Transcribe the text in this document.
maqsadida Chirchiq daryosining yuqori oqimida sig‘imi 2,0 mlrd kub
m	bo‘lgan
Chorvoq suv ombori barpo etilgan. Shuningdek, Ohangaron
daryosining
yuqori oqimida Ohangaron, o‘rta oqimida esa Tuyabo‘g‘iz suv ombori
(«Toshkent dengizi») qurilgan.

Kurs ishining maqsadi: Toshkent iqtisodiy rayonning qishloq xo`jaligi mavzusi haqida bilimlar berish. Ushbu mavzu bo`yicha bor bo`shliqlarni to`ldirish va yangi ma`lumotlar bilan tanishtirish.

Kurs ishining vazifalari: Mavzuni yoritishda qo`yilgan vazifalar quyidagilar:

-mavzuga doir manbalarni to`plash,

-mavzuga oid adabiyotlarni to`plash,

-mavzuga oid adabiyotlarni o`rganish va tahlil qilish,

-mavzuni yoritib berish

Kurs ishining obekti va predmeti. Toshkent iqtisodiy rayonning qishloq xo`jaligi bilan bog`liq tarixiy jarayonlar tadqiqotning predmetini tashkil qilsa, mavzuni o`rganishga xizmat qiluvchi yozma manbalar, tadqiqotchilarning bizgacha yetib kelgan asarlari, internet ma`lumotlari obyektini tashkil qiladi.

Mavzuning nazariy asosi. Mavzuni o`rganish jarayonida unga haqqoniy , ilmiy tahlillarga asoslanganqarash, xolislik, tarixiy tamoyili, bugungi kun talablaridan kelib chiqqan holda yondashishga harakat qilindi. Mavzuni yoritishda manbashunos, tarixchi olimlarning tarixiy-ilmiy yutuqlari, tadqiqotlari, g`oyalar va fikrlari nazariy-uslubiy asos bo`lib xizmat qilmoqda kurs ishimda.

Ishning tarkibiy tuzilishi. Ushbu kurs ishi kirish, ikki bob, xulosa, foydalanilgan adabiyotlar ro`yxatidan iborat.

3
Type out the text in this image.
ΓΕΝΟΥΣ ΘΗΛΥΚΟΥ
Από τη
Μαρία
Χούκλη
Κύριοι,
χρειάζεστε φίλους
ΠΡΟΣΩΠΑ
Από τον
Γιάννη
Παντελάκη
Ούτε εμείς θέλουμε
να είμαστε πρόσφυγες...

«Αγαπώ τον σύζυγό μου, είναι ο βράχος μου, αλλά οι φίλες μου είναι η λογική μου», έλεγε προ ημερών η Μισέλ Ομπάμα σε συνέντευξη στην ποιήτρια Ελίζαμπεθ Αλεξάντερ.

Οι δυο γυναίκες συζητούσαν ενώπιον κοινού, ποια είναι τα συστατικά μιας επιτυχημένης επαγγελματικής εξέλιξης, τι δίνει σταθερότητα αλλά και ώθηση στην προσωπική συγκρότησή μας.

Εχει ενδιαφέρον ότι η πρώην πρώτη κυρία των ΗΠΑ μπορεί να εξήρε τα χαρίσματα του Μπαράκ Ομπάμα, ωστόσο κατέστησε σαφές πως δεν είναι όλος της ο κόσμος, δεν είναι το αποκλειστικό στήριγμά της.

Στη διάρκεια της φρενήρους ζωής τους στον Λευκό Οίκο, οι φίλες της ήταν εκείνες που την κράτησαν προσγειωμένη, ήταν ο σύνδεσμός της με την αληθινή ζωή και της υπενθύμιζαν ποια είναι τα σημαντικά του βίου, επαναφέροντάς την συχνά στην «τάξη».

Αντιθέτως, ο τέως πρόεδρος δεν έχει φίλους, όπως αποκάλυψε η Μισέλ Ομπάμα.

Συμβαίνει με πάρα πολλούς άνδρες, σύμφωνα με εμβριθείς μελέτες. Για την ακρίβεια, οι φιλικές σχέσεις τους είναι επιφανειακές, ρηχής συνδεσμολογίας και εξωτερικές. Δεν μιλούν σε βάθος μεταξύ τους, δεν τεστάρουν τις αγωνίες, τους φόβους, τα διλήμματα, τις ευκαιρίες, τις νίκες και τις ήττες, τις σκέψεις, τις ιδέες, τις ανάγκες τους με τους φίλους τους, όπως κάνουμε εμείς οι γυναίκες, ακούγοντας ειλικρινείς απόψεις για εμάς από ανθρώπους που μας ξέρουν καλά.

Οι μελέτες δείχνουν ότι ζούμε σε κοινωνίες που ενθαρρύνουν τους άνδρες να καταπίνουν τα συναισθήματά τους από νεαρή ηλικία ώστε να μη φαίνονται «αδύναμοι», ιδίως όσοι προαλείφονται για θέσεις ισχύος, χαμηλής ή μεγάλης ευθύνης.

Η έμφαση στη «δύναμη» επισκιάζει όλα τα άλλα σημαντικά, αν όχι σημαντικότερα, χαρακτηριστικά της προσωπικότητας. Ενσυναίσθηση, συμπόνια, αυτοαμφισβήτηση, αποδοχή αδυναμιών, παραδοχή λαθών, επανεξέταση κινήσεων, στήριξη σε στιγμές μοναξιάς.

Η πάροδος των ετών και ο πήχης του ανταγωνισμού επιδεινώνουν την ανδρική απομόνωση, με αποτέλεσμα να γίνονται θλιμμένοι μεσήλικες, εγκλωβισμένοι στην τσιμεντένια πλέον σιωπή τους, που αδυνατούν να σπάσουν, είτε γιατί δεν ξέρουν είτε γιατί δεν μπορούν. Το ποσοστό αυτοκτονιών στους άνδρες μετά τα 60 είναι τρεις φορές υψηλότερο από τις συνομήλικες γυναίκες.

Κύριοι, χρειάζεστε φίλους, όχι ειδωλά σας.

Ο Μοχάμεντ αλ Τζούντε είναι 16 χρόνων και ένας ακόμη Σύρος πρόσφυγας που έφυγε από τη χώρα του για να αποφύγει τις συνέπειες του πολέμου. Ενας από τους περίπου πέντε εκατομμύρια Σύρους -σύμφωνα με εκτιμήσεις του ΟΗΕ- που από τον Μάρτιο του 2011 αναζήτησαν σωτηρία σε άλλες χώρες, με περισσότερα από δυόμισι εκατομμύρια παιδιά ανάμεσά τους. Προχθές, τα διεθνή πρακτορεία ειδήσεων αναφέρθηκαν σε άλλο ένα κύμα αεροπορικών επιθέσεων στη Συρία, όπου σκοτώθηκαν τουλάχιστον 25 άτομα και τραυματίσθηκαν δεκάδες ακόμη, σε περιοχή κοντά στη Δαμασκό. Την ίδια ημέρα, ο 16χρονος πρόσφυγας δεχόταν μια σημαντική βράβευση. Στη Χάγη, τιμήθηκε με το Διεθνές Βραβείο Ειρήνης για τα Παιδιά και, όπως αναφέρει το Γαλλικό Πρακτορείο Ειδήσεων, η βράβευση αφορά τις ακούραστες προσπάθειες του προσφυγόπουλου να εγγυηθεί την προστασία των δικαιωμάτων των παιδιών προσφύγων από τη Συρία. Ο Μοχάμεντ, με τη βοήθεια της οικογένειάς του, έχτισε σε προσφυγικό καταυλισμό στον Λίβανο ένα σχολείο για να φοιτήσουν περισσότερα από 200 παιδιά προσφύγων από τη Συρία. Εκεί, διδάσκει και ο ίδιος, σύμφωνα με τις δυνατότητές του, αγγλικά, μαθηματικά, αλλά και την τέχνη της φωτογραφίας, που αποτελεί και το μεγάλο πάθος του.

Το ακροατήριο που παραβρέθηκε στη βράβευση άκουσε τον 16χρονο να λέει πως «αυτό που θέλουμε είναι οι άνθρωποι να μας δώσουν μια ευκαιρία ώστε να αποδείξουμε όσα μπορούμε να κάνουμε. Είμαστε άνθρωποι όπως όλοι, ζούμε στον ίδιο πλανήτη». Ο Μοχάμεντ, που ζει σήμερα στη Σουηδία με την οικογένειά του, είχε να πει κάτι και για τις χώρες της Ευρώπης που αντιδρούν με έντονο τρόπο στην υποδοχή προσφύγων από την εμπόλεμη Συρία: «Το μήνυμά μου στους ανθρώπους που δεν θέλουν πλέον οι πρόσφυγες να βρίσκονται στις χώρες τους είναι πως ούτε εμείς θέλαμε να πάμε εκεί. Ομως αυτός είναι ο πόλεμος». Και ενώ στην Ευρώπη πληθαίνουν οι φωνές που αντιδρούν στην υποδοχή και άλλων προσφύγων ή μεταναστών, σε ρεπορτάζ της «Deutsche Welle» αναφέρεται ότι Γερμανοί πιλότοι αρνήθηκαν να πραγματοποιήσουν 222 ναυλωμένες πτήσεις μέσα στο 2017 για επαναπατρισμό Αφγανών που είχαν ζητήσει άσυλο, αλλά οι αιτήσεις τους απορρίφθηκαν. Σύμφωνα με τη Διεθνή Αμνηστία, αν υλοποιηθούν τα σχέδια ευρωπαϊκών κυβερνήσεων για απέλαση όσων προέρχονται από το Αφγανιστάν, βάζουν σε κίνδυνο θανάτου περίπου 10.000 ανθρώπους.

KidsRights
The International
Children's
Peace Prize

* * *

__Direction__: Look for the word "ombori" and return every line where it occurs.

__Finished exercise__:
Chorvoq suv ombori barpo etilgan. Shuningdek, Ohangaron
yuqori oqimida Ohangaron, o‘rta oqimida esa Tuyabo‘g‘iz suv ombori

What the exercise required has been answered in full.